[Stored data]
········
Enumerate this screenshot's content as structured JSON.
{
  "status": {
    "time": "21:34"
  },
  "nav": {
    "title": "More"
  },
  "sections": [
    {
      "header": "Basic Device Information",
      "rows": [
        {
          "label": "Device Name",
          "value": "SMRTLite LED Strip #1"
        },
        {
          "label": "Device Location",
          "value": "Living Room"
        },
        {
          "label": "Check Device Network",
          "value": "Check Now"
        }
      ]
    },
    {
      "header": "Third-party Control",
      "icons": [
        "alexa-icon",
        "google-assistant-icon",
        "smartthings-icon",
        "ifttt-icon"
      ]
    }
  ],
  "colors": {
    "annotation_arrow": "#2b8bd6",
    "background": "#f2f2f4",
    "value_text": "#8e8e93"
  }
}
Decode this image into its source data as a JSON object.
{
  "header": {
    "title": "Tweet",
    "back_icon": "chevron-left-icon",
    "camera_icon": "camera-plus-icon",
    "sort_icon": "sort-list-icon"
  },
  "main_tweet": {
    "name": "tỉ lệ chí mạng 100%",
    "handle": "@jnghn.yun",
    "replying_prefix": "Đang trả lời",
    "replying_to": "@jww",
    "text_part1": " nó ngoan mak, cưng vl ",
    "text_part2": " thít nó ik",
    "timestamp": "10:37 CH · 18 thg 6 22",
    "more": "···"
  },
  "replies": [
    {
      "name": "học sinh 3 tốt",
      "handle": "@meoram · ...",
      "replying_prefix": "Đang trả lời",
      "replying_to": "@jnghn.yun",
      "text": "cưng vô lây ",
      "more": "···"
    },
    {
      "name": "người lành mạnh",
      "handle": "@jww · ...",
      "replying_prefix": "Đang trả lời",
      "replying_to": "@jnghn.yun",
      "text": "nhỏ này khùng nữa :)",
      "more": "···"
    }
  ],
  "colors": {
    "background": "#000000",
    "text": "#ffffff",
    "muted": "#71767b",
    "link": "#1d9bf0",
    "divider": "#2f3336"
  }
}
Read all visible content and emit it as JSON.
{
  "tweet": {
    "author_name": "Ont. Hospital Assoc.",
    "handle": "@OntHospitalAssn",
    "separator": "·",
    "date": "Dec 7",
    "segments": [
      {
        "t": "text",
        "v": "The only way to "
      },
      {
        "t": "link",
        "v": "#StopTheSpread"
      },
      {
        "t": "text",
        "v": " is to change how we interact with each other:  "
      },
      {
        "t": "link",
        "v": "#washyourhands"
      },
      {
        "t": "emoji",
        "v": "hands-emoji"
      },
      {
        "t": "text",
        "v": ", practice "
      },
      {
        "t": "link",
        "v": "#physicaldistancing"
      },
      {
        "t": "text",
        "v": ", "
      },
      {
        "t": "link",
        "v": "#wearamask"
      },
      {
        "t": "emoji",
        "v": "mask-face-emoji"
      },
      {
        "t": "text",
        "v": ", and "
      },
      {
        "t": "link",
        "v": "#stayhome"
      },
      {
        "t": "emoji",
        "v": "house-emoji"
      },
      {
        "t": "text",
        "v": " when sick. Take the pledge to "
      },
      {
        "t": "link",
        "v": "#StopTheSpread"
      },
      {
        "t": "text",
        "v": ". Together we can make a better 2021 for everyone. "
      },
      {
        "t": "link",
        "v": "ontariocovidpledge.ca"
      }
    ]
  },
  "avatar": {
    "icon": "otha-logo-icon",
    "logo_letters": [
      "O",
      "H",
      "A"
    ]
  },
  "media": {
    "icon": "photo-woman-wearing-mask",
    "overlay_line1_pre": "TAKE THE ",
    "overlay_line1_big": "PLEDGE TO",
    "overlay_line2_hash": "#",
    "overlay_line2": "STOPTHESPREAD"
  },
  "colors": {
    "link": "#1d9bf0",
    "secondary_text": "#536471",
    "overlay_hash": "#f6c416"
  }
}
········
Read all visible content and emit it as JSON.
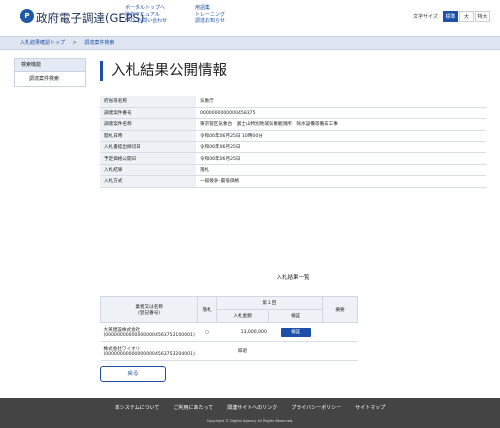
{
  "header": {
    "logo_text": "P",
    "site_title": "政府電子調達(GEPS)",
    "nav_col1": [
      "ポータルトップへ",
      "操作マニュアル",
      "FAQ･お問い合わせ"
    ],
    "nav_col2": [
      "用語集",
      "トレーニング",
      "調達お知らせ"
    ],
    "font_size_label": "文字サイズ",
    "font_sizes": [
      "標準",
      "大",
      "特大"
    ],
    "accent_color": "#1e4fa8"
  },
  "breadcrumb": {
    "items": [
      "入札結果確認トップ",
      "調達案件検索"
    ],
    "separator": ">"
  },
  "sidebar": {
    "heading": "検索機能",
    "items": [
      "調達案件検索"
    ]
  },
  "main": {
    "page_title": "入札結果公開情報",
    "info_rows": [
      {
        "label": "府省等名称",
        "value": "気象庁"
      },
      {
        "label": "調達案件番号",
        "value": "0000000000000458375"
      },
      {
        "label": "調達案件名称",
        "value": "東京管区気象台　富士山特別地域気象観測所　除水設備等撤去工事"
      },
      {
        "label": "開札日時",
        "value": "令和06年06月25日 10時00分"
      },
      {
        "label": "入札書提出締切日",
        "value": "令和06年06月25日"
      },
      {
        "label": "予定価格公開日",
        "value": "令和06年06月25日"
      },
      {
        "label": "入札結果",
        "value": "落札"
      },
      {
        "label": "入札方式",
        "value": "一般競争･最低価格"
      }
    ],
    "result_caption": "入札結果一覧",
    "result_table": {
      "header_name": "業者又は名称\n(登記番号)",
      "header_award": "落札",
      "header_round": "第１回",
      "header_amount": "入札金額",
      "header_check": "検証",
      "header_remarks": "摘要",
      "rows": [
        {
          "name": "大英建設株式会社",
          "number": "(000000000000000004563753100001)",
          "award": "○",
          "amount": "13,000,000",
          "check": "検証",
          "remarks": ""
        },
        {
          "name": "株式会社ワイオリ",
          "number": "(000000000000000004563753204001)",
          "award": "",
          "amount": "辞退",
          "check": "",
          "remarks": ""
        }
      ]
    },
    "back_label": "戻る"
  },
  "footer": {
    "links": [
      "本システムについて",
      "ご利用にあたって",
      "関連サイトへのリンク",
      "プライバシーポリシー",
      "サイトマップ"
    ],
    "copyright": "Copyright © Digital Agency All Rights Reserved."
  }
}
········
• _TASK INSTRUCTIONS_: Look through the records and gather every line containing "cưng".

• _THE OUTPUT_:
    "text_part1": " nó ngoan mak, cưng vl ",
      "text": "cưng vô lây ",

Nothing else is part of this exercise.